[Dataset listings of figures]
--------------------------------------------------
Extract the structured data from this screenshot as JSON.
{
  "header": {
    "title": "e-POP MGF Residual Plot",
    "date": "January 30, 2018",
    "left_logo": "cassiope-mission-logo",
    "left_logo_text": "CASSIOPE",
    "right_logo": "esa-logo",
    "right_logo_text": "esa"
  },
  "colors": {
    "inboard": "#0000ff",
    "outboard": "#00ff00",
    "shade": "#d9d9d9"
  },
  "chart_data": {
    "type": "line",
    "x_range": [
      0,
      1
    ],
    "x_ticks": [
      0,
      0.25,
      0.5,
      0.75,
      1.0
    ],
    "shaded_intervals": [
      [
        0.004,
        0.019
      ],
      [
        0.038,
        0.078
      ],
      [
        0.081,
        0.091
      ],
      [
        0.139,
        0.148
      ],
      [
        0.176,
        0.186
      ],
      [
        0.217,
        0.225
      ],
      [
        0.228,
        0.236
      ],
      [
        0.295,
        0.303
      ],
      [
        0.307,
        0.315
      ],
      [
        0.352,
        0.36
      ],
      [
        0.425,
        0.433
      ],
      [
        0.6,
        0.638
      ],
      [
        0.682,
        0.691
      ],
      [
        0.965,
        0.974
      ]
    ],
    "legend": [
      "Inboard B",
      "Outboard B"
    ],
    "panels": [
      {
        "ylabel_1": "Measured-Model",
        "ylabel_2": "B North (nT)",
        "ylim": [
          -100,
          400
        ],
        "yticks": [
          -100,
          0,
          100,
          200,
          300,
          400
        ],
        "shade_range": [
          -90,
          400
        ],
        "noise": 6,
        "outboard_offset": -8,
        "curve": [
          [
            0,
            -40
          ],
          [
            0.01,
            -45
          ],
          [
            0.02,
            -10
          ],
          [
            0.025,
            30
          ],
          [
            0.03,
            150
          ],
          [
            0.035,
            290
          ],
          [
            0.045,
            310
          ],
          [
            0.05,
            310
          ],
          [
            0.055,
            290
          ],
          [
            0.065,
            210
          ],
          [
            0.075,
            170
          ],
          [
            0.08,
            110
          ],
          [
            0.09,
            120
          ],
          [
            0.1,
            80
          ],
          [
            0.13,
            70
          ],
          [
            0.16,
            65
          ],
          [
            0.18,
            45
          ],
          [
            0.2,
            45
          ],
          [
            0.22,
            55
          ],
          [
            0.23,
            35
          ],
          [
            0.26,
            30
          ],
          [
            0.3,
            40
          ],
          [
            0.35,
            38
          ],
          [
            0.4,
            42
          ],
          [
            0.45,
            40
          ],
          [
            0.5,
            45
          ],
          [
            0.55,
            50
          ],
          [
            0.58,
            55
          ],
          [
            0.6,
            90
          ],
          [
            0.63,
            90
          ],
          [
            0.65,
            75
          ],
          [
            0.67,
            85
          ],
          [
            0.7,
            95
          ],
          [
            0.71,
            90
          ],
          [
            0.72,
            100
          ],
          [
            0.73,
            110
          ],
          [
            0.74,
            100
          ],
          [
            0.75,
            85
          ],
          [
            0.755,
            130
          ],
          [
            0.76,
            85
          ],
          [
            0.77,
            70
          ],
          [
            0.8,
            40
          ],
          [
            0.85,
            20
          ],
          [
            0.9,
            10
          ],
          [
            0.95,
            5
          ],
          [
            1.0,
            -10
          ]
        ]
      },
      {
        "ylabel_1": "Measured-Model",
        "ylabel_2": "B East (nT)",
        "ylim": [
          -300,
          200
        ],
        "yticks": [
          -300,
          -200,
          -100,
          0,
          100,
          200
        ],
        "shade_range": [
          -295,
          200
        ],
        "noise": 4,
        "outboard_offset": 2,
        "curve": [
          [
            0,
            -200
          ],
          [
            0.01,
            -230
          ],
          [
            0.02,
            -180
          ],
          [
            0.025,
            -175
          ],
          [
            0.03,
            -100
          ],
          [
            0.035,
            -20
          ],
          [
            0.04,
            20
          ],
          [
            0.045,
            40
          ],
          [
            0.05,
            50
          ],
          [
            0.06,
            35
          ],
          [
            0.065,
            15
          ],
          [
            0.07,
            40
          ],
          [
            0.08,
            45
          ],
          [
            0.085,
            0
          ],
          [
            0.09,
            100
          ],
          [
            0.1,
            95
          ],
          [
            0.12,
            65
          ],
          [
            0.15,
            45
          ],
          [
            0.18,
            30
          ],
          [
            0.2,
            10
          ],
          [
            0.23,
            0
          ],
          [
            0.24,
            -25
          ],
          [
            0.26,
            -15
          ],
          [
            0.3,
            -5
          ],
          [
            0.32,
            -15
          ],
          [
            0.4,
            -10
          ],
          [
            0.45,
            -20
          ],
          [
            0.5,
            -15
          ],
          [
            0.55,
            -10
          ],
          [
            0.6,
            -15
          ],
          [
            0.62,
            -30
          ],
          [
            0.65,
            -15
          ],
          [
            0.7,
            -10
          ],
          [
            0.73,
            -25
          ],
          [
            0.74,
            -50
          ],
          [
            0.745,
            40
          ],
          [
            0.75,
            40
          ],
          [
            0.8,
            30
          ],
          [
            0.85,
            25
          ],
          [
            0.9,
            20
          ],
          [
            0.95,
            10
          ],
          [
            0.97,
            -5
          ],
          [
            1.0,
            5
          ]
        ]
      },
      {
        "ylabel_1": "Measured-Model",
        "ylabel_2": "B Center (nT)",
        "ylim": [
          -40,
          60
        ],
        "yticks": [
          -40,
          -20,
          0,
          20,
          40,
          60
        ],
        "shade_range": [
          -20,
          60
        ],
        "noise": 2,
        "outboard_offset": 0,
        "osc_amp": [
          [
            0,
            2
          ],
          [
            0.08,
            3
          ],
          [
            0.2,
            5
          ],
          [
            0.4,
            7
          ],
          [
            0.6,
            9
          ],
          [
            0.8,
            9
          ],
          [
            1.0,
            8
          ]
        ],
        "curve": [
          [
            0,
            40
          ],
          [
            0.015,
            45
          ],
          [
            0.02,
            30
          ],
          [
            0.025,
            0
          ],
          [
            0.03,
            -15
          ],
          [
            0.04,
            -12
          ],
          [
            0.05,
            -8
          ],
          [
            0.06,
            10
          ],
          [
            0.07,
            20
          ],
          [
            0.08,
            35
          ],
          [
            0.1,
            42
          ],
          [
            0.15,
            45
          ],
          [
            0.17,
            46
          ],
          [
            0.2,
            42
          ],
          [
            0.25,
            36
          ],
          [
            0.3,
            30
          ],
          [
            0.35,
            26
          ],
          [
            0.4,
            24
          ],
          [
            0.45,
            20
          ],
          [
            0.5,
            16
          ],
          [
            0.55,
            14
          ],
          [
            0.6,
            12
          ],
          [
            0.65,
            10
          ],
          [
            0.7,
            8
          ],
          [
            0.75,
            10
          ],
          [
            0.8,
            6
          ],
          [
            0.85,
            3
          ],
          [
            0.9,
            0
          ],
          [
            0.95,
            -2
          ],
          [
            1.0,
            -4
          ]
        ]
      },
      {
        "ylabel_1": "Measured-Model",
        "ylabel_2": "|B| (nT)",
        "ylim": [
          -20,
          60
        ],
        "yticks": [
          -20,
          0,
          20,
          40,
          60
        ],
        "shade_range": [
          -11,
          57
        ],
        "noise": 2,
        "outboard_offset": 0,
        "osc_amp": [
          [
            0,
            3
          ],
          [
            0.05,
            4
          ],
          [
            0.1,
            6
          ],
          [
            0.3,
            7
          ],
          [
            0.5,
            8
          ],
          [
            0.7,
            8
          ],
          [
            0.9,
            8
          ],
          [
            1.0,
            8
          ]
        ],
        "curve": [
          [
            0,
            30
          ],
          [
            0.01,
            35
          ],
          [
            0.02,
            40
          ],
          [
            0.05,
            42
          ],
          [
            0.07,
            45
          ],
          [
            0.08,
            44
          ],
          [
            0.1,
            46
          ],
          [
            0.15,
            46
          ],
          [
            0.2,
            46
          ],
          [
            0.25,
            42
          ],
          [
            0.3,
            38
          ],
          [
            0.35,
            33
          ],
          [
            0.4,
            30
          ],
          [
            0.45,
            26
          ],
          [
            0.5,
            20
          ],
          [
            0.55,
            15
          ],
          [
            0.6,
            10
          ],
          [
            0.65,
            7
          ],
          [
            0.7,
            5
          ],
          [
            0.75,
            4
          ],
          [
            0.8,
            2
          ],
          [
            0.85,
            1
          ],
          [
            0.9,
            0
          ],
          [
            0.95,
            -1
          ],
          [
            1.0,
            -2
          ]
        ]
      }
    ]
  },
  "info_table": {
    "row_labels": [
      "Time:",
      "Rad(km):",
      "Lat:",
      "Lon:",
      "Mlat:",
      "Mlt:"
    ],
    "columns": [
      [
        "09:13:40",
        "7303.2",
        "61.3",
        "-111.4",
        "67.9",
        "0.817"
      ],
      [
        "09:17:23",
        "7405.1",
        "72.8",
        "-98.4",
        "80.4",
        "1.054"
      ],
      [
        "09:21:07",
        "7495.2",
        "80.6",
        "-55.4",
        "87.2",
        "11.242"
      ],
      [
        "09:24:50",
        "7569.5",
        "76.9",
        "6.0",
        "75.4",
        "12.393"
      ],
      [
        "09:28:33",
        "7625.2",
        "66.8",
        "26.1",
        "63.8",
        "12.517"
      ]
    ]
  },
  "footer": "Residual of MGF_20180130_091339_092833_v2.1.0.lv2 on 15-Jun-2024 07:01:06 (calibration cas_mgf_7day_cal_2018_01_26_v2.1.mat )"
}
--------------------------------------------------
* [OBJECTIVE]:
In the listing, find every line with the word "Residual" and state how many there are, nothing more.

* [RESULT FOR THIS EXERCISE]:
2